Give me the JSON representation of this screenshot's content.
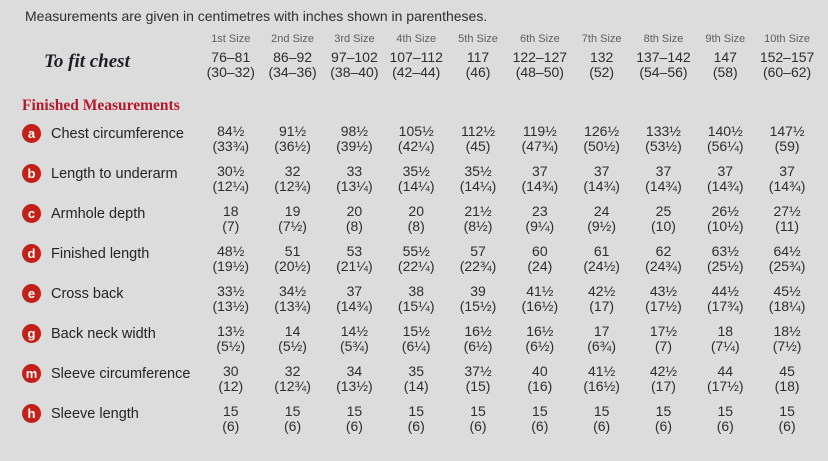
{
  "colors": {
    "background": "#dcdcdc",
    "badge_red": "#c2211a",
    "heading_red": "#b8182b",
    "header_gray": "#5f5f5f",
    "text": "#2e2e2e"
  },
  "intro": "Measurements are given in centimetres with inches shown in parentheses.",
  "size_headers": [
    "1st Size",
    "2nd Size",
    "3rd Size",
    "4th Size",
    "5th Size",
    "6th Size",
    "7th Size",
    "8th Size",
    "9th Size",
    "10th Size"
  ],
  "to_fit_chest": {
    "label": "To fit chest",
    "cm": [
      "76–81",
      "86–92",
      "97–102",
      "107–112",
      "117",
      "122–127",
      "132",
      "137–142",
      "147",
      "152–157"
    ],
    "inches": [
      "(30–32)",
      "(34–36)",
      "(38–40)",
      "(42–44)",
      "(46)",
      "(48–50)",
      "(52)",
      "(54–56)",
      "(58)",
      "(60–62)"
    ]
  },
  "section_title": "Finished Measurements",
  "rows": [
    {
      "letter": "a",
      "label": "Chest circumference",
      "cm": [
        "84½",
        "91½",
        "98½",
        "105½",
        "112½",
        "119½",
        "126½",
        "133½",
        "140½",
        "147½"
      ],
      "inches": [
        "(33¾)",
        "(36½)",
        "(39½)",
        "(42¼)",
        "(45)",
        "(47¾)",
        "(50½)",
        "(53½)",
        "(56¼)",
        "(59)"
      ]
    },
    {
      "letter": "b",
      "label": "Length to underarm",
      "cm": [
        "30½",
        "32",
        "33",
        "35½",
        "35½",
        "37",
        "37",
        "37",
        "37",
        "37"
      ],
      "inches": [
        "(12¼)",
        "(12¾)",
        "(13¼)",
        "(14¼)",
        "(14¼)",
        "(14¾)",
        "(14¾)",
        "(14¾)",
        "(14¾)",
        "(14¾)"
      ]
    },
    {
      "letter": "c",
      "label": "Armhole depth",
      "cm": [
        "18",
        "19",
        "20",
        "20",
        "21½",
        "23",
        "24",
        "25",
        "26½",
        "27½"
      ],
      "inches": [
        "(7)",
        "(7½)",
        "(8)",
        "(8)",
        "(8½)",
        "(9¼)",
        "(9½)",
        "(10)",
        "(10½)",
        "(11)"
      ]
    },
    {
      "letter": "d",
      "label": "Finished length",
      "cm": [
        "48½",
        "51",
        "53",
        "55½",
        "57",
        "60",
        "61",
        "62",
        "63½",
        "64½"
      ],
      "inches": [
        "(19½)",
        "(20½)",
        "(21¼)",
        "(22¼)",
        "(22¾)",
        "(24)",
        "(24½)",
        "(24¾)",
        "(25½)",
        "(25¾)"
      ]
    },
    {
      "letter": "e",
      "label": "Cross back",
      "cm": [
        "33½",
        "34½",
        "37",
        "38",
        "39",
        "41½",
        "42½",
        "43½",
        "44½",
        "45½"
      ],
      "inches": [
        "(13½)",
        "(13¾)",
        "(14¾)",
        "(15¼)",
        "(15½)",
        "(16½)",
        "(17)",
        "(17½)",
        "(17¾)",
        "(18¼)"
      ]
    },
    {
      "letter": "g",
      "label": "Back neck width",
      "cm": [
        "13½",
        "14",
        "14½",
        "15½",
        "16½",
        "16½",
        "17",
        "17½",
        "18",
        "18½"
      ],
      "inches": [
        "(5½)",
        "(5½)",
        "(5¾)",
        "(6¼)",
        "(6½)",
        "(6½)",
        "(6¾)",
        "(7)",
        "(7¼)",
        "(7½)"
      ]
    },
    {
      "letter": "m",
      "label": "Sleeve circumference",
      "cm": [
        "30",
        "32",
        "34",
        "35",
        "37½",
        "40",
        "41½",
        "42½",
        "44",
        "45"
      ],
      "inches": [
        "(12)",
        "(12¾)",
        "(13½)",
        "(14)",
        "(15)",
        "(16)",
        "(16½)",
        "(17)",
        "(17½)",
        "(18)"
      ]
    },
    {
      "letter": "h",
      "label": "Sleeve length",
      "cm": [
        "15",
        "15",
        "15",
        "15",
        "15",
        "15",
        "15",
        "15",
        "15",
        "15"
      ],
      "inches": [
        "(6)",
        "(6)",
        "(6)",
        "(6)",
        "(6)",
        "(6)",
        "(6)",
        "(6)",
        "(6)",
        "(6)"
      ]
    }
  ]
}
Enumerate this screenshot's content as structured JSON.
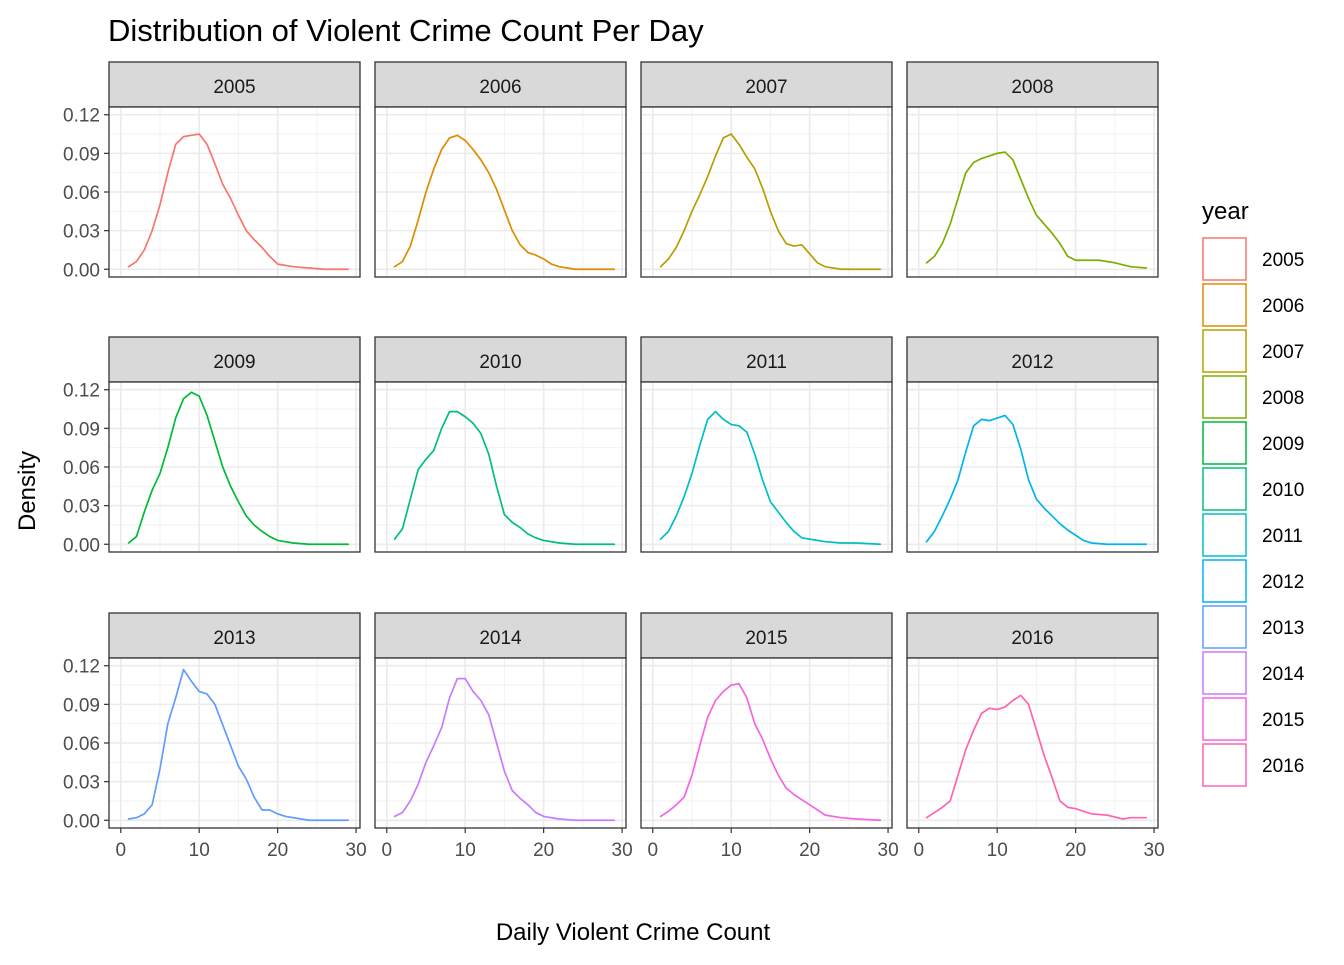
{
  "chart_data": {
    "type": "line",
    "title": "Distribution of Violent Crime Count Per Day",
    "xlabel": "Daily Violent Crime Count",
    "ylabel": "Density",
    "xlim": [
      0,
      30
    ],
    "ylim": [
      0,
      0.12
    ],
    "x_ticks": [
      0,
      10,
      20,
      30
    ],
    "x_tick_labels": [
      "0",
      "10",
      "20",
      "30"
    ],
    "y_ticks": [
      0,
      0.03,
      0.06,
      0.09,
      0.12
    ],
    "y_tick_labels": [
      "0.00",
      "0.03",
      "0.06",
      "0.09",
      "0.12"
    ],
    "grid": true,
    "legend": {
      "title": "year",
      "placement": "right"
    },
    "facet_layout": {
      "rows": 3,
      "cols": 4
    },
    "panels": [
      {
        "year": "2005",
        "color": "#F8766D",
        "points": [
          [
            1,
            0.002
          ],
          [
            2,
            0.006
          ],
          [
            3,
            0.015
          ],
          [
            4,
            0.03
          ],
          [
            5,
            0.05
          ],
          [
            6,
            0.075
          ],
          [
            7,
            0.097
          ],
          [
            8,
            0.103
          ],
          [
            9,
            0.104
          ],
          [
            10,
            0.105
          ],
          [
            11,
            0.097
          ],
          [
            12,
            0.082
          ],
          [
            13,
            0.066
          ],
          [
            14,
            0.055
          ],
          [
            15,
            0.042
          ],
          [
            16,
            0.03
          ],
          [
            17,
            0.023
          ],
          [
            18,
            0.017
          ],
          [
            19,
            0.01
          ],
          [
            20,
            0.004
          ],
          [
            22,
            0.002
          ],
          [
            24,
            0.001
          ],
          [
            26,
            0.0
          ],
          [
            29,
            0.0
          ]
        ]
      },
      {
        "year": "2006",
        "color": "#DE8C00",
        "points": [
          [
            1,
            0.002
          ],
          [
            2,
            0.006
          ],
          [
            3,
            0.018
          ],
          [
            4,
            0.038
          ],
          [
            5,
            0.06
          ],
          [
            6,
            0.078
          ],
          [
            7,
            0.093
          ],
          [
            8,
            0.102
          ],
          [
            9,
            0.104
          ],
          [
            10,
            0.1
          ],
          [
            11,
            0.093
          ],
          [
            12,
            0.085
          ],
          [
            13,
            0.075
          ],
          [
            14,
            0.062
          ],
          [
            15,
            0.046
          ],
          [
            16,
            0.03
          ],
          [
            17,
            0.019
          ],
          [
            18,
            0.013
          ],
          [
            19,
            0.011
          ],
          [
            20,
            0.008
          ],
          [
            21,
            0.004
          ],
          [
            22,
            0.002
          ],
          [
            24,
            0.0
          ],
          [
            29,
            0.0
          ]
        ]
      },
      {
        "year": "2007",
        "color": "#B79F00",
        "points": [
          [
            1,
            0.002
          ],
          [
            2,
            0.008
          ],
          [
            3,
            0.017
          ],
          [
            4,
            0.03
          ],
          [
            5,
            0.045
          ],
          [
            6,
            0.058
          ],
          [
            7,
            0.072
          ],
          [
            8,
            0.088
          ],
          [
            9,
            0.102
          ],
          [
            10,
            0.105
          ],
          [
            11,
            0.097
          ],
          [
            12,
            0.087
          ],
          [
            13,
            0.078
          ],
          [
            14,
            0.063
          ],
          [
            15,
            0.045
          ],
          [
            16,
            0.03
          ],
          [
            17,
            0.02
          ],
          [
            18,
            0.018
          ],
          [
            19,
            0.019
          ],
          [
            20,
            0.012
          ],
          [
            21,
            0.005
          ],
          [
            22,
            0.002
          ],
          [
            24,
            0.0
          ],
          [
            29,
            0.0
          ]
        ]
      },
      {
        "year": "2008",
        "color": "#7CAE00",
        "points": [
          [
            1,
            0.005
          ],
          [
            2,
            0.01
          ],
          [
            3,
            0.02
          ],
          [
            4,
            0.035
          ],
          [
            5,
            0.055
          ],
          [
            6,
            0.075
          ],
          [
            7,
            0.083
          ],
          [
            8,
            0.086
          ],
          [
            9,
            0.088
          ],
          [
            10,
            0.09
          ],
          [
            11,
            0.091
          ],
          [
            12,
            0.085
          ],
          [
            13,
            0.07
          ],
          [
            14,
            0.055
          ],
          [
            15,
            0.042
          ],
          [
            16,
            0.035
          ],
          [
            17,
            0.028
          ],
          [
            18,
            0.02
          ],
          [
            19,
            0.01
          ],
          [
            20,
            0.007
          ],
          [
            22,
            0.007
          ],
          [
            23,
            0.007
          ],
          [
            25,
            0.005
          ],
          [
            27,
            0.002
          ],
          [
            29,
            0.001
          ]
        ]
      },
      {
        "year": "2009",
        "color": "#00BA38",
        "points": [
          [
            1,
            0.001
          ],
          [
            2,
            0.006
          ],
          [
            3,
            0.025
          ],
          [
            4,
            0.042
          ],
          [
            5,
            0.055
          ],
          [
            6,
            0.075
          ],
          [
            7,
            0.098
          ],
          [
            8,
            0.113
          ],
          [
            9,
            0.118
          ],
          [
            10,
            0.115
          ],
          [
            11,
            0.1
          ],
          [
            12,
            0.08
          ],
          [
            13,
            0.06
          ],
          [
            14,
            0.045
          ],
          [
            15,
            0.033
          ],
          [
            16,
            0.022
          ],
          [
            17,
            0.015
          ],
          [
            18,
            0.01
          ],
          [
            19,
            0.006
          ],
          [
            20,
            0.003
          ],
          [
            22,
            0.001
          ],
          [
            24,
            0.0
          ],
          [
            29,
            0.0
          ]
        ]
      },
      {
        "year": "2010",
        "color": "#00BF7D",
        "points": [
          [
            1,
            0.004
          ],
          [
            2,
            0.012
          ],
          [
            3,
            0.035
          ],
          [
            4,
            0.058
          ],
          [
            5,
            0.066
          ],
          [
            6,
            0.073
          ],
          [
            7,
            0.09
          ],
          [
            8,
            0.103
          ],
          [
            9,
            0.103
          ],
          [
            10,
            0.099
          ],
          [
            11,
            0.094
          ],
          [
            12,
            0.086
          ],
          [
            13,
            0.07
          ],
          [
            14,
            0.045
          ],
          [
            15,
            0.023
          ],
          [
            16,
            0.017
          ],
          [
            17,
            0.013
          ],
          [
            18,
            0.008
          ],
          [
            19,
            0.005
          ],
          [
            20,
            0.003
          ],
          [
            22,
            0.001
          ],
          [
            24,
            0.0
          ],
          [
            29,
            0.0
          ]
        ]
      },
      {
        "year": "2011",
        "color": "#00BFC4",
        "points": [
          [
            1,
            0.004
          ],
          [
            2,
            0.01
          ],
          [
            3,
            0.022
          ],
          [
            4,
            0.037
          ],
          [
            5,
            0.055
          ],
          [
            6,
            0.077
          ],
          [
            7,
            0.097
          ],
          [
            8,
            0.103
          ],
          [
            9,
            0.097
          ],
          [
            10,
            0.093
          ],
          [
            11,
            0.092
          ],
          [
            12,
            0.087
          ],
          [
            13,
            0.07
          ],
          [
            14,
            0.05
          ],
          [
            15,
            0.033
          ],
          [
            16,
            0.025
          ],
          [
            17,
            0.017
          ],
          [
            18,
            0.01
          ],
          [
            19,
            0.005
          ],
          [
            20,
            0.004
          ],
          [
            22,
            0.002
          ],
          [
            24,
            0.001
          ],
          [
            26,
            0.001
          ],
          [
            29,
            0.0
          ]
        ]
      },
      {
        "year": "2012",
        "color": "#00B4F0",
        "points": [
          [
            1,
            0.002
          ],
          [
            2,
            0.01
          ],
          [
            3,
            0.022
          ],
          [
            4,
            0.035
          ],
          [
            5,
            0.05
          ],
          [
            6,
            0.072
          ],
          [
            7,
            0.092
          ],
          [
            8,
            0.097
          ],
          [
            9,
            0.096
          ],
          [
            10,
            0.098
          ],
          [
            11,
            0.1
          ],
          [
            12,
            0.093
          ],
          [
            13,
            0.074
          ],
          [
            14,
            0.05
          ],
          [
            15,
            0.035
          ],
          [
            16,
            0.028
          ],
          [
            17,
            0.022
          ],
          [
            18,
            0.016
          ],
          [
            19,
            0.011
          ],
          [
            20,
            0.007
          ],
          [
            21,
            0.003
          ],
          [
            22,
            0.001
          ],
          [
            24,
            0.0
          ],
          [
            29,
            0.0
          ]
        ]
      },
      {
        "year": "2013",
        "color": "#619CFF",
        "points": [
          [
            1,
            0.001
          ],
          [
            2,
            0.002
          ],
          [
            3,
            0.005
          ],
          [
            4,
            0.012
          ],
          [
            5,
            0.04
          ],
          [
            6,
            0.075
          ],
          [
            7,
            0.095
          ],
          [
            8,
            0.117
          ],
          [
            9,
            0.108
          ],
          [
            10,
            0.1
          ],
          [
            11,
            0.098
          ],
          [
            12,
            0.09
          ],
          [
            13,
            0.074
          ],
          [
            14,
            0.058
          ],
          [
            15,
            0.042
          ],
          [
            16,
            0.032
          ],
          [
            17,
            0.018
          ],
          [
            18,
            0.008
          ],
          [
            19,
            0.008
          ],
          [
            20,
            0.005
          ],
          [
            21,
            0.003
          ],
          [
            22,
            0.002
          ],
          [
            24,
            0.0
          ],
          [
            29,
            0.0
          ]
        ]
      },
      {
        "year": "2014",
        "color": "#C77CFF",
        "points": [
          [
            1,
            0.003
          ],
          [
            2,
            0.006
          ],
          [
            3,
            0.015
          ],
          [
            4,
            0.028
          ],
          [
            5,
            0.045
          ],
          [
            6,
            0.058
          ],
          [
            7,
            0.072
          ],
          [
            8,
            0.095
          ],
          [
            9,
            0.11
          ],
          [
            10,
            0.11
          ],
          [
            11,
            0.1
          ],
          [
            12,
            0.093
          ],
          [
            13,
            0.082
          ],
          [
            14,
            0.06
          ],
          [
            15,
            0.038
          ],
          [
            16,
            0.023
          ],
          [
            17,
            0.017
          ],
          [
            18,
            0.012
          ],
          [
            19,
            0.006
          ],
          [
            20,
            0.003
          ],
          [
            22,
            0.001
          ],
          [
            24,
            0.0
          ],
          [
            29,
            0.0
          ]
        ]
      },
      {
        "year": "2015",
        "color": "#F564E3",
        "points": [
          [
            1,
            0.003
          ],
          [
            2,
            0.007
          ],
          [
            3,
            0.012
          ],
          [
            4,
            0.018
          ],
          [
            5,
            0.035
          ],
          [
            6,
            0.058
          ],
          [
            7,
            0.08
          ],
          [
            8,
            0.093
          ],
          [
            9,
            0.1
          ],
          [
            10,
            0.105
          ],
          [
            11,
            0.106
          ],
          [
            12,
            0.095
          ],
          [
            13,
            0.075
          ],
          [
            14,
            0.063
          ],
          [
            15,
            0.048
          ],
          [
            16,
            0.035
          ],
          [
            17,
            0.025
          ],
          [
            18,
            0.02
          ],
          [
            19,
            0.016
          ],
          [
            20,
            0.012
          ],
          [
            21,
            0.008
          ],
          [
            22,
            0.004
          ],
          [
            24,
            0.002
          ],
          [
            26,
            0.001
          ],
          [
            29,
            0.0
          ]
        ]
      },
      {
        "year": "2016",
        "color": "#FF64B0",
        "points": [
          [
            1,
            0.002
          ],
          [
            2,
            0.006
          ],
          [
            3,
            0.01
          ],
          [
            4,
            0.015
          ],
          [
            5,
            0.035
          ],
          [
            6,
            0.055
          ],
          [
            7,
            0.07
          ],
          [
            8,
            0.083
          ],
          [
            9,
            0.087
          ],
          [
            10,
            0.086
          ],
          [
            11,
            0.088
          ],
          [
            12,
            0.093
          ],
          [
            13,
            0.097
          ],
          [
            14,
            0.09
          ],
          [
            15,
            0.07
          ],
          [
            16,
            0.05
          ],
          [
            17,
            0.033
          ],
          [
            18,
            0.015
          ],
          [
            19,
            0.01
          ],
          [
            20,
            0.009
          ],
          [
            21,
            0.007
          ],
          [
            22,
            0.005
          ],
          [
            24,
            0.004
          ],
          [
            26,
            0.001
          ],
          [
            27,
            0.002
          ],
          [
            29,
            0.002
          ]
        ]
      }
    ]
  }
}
┄┄┄┄┄┄
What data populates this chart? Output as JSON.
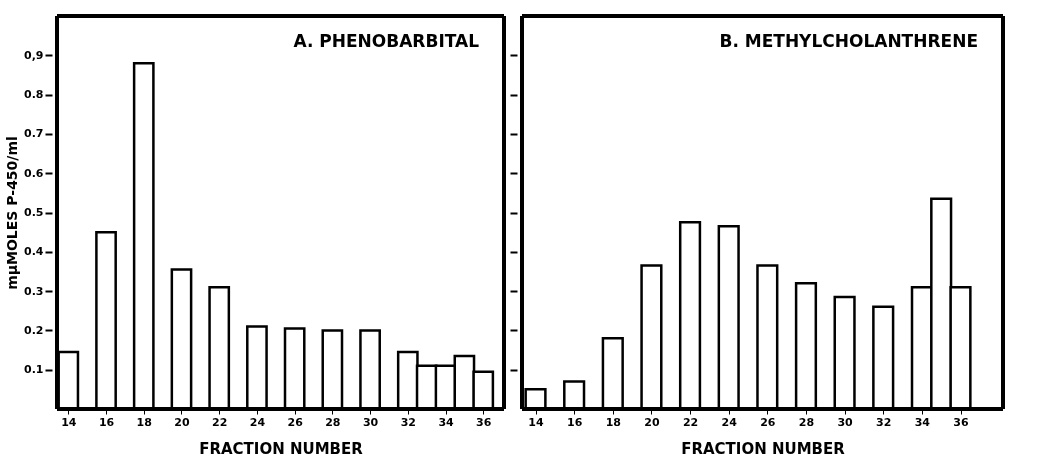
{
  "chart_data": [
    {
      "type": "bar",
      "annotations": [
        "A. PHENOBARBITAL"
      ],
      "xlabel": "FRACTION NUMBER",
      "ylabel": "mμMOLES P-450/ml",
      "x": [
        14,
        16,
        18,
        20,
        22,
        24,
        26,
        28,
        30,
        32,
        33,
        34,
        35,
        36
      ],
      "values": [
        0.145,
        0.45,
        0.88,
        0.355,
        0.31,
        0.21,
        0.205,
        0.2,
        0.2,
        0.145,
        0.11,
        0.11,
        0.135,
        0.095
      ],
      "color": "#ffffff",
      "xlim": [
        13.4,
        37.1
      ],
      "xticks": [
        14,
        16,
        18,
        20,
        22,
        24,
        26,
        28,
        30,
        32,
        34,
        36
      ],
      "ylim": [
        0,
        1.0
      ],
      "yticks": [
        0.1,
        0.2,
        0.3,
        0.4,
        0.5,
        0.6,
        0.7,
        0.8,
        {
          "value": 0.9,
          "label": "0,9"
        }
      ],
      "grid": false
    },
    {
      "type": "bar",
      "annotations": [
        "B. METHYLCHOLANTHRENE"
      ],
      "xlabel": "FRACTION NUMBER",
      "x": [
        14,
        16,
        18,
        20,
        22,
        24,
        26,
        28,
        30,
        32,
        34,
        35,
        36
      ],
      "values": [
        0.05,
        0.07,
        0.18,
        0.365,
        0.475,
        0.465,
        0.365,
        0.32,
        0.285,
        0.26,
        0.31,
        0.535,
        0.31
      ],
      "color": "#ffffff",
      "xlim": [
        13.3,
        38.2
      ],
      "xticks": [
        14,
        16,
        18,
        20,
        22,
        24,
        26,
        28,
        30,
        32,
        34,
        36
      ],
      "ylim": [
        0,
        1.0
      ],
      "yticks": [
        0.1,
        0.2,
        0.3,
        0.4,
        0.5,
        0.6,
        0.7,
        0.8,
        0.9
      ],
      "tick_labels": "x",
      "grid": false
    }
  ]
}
┄┄┄┄┄┄
_Task_
In the listing above, find the lines holding the word "Sleeve" and copy them.

_Solved exercise_
      "label": "Sleeve circumference",
      "label": "Sleeve length",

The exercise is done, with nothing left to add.